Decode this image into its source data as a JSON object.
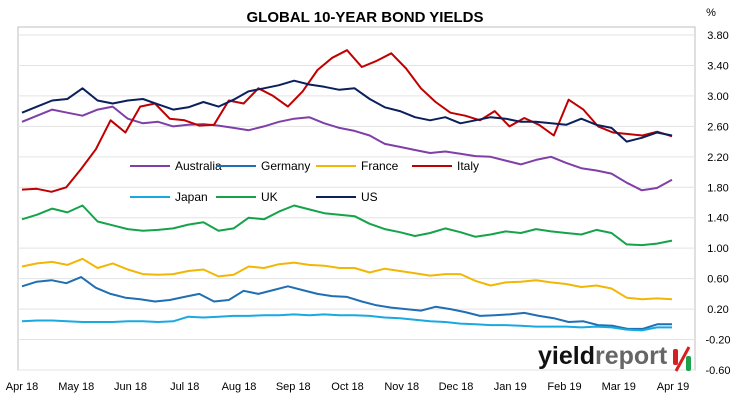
{
  "chart_data": {
    "type": "line",
    "title": "GLOBAL 10-YEAR BOND YIELDS",
    "y_unit": "%",
    "ylim": [
      -0.6,
      3.8
    ],
    "y_ticks": [
      "3.80",
      "3.40",
      "3.00",
      "2.60",
      "2.20",
      "1.80",
      "1.40",
      "1.00",
      "0.60",
      "0.20",
      "-0.20",
      "-0.60"
    ],
    "x_ticks": [
      "Apr 18",
      "May 18",
      "Jun 18",
      "Jul 18",
      "Aug 18",
      "Sep 18",
      "Oct 18",
      "Nov 18",
      "Dec 18",
      "Jan 19",
      "Feb 19",
      "Mar 19",
      "Apr 19"
    ],
    "grid": true,
    "legend_position": "inside-upper-left",
    "series": [
      {
        "name": "Australia",
        "color": "#7f3fa8",
        "values": [
          2.66,
          2.74,
          2.82,
          2.78,
          2.74,
          2.82,
          2.86,
          2.7,
          2.64,
          2.66,
          2.6,
          2.62,
          2.63,
          2.61,
          2.58,
          2.55,
          2.6,
          2.66,
          2.7,
          2.72,
          2.64,
          2.58,
          2.54,
          2.48,
          2.37,
          2.33,
          2.29,
          2.25,
          2.27,
          2.24,
          2.21,
          2.2,
          2.15,
          2.1,
          2.16,
          2.2,
          2.12,
          2.05,
          2.02,
          1.98,
          1.86,
          1.76,
          1.79,
          1.9
        ]
      },
      {
        "name": "Germany",
        "color": "#1f6fb2",
        "values": [
          0.5,
          0.56,
          0.58,
          0.54,
          0.62,
          0.48,
          0.4,
          0.35,
          0.33,
          0.3,
          0.32,
          0.36,
          0.4,
          0.3,
          0.32,
          0.44,
          0.4,
          0.45,
          0.5,
          0.45,
          0.4,
          0.37,
          0.36,
          0.3,
          0.25,
          0.22,
          0.2,
          0.18,
          0.23,
          0.2,
          0.16,
          0.11,
          0.12,
          0.13,
          0.15,
          0.11,
          0.08,
          0.03,
          0.04,
          -0.01,
          -0.02,
          -0.06,
          -0.06,
          0.0,
          0.0
        ]
      },
      {
        "name": "France",
        "color": "#f2b705",
        "values": [
          0.76,
          0.8,
          0.82,
          0.78,
          0.86,
          0.74,
          0.8,
          0.72,
          0.66,
          0.65,
          0.66,
          0.7,
          0.72,
          0.63,
          0.65,
          0.76,
          0.74,
          0.79,
          0.81,
          0.78,
          0.77,
          0.74,
          0.74,
          0.68,
          0.73,
          0.7,
          0.67,
          0.64,
          0.66,
          0.66,
          0.57,
          0.51,
          0.55,
          0.56,
          0.58,
          0.55,
          0.53,
          0.49,
          0.51,
          0.47,
          0.35,
          0.33,
          0.34,
          0.33
        ]
      },
      {
        "name": "Italy",
        "color": "#c00000",
        "values": [
          1.77,
          1.78,
          1.74,
          1.8,
          2.04,
          2.3,
          2.68,
          2.52,
          2.86,
          2.9,
          2.7,
          2.68,
          2.61,
          2.62,
          2.94,
          2.9,
          3.1,
          3.0,
          2.86,
          3.06,
          3.34,
          3.5,
          3.6,
          3.38,
          3.46,
          3.56,
          3.36,
          3.1,
          2.92,
          2.78,
          2.74,
          2.68,
          2.8,
          2.6,
          2.71,
          2.62,
          2.48,
          2.95,
          2.82,
          2.6,
          2.52,
          2.5,
          2.48,
          2.53,
          2.47
        ]
      },
      {
        "name": "Japan",
        "color": "#19a9e1",
        "values": [
          0.04,
          0.05,
          0.05,
          0.04,
          0.03,
          0.03,
          0.03,
          0.04,
          0.04,
          0.03,
          0.04,
          0.1,
          0.09,
          0.1,
          0.11,
          0.11,
          0.12,
          0.12,
          0.13,
          0.12,
          0.13,
          0.12,
          0.12,
          0.11,
          0.09,
          0.08,
          0.06,
          0.04,
          0.03,
          0.01,
          0.0,
          -0.01,
          -0.01,
          -0.02,
          -0.03,
          -0.03,
          -0.03,
          -0.04,
          -0.03,
          -0.04,
          -0.07,
          -0.08,
          -0.04,
          -0.04
        ]
      },
      {
        "name": "UK",
        "color": "#15a34a",
        "values": [
          1.38,
          1.44,
          1.52,
          1.47,
          1.56,
          1.35,
          1.3,
          1.25,
          1.23,
          1.24,
          1.26,
          1.31,
          1.34,
          1.23,
          1.26,
          1.4,
          1.38,
          1.48,
          1.56,
          1.51,
          1.46,
          1.44,
          1.42,
          1.32,
          1.25,
          1.21,
          1.16,
          1.2,
          1.26,
          1.21,
          1.15,
          1.18,
          1.22,
          1.2,
          1.25,
          1.22,
          1.2,
          1.18,
          1.24,
          1.2,
          1.05,
          1.04,
          1.06,
          1.1
        ]
      },
      {
        "name": "US",
        "color": "#0b1f5c",
        "values": [
          2.78,
          2.86,
          2.94,
          2.96,
          3.1,
          2.94,
          2.9,
          2.94,
          2.96,
          2.89,
          2.82,
          2.85,
          2.92,
          2.86,
          2.95,
          3.06,
          3.1,
          3.14,
          3.2,
          3.15,
          3.12,
          3.08,
          3.1,
          2.96,
          2.85,
          2.8,
          2.72,
          2.68,
          2.72,
          2.64,
          2.68,
          2.72,
          2.7,
          2.66,
          2.66,
          2.64,
          2.62,
          2.7,
          2.62,
          2.58,
          2.4,
          2.45,
          2.52,
          2.48
        ]
      }
    ]
  },
  "legend": {
    "australia": "Australia",
    "germany": "Germany",
    "france": "France",
    "italy": "Italy",
    "japan": "Japan",
    "uk": "UK",
    "us": "US"
  },
  "logo": {
    "word_dark": "yield",
    "word_light": "report",
    "percent_glyph": "%",
    "dark_color": "#111111",
    "light_color": "#666666",
    "percent_top_color": "#d42020",
    "percent_bottom_color": "#1aa34a"
  }
}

◇ ◇ ◇ ◇ ◇ ◇ ◇

◆ **Goal**
Copy the entries exactly. Leave out the images.

◆ **Task output**
Decode this image into its source data as a JSON object.
{
  "chart_data": {
    "type": "line",
    "title": "GLOBAL 10-YEAR BOND YIELDS",
    "y_unit": "%",
    "ylim": [
      -0.6,
      3.8
    ],
    "y_ticks": [
      "3.80",
      "3.40",
      "3.00",
      "2.60",
      "2.20",
      "1.80",
      "1.40",
      "1.00",
      "0.60",
      "0.20",
      "-0.20",
      "-0.60"
    ],
    "x_ticks": [
      "Apr 18",
      "May 18",
      "Jun 18",
      "Jul 18",
      "Aug 18",
      "Sep 18",
      "Oct 18",
      "Nov 18",
      "Dec 18",
      "Jan 19",
      "Feb 19",
      "Mar 19",
      "Apr 19"
    ],
    "grid": true,
    "legend_position": "inside-upper-left",
    "series": [
      {
        "name": "Australia",
        "color": "#7f3fa8",
        "values": [
          2.66,
          2.74,
          2.82,
          2.78,
          2.74,
          2.82,
          2.86,
          2.7,
          2.64,
          2.66,
          2.6,
          2.62,
          2.63,
          2.61,
          2.58,
          2.55,
          2.6,
          2.66,
          2.7,
          2.72,
          2.64,
          2.58,
          2.54,
          2.48,
          2.37,
          2.33,
          2.29,
          2.25,
          2.27,
          2.24,
          2.21,
          2.2,
          2.15,
          2.1,
          2.16,
          2.2,
          2.12,
          2.05,
          2.02,
          1.98,
          1.86,
          1.76,
          1.79,
          1.9
        ]
      },
      {
        "name": "Germany",
        "color": "#1f6fb2",
        "values": [
          0.5,
          0.56,
          0.58,
          0.54,
          0.62,
          0.48,
          0.4,
          0.35,
          0.33,
          0.3,
          0.32,
          0.36,
          0.4,
          0.3,
          0.32,
          0.44,
          0.4,
          0.45,
          0.5,
          0.45,
          0.4,
          0.37,
          0.36,
          0.3,
          0.25,
          0.22,
          0.2,
          0.18,
          0.23,
          0.2,
          0.16,
          0.11,
          0.12,
          0.13,
          0.15,
          0.11,
          0.08,
          0.03,
          0.04,
          -0.01,
          -0.02,
          -0.06,
          -0.06,
          0.0,
          0.0
        ]
      },
      {
        "name": "France",
        "color": "#f2b705",
        "values": [
          0.76,
          0.8,
          0.82,
          0.78,
          0.86,
          0.74,
          0.8,
          0.72,
          0.66,
          0.65,
          0.66,
          0.7,
          0.72,
          0.63,
          0.65,
          0.76,
          0.74,
          0.79,
          0.81,
          0.78,
          0.77,
          0.74,
          0.74,
          0.68,
          0.73,
          0.7,
          0.67,
          0.64,
          0.66,
          0.66,
          0.57,
          0.51,
          0.55,
          0.56,
          0.58,
          0.55,
          0.53,
          0.49,
          0.51,
          0.47,
          0.35,
          0.33,
          0.34,
          0.33
        ]
      },
      {
        "name": "Italy",
        "color": "#c00000",
        "values": [
          1.77,
          1.78,
          1.74,
          1.8,
          2.04,
          2.3,
          2.68,
          2.52,
          2.86,
          2.9,
          2.7,
          2.68,
          2.61,
          2.62,
          2.94,
          2.9,
          3.1,
          3.0,
          2.86,
          3.06,
          3.34,
          3.5,
          3.6,
          3.38,
          3.46,
          3.56,
          3.36,
          3.1,
          2.92,
          2.78,
          2.74,
          2.68,
          2.8,
          2.6,
          2.71,
          2.62,
          2.48,
          2.95,
          2.82,
          2.6,
          2.52,
          2.5,
          2.48,
          2.53,
          2.47
        ]
      },
      {
        "name": "Japan",
        "color": "#19a9e1",
        "values": [
          0.04,
          0.05,
          0.05,
          0.04,
          0.03,
          0.03,
          0.03,
          0.04,
          0.04,
          0.03,
          0.04,
          0.1,
          0.09,
          0.1,
          0.11,
          0.11,
          0.12,
          0.12,
          0.13,
          0.12,
          0.13,
          0.12,
          0.12,
          0.11,
          0.09,
          0.08,
          0.06,
          0.04,
          0.03,
          0.01,
          0.0,
          -0.01,
          -0.01,
          -0.02,
          -0.03,
          -0.03,
          -0.03,
          -0.04,
          -0.03,
          -0.04,
          -0.07,
          -0.08,
          -0.04,
          -0.04
        ]
      },
      {
        "name": "UK",
        "color": "#15a34a",
        "values": [
          1.38,
          1.44,
          1.52,
          1.47,
          1.56,
          1.35,
          1.3,
          1.25,
          1.23,
          1.24,
          1.26,
          1.31,
          1.34,
          1.23,
          1.26,
          1.4,
          1.38,
          1.48,
          1.56,
          1.51,
          1.46,
          1.44,
          1.42,
          1.32,
          1.25,
          1.21,
          1.16,
          1.2,
          1.26,
          1.21,
          1.15,
          1.18,
          1.22,
          1.2,
          1.25,
          1.22,
          1.2,
          1.18,
          1.24,
          1.2,
          1.05,
          1.04,
          1.06,
          1.1
        ]
      },
      {
        "name": "US",
        "color": "#0b1f5c",
        "values": [
          2.78,
          2.86,
          2.94,
          2.96,
          3.1,
          2.94,
          2.9,
          2.94,
          2.96,
          2.89,
          2.82,
          2.85,
          2.92,
          2.86,
          2.95,
          3.06,
          3.1,
          3.14,
          3.2,
          3.15,
          3.12,
          3.08,
          3.1,
          2.96,
          2.85,
          2.8,
          2.72,
          2.68,
          2.72,
          2.64,
          2.68,
          2.72,
          2.7,
          2.66,
          2.66,
          2.64,
          2.62,
          2.7,
          2.62,
          2.58,
          2.4,
          2.45,
          2.52,
          2.48
        ]
      }
    ]
  },
  "legend": {
    "australia": "Australia",
    "germany": "Germany",
    "france": "France",
    "italy": "Italy",
    "japan": "Japan",
    "uk": "UK",
    "us": "US"
  },
  "logo": {
    "word_dark": "yield",
    "word_light": "report",
    "percent_glyph": "%",
    "dark_color": "#111111",
    "light_color": "#666666",
    "percent_top_color": "#d42020",
    "percent_bottom_color": "#1aa34a"
  }
}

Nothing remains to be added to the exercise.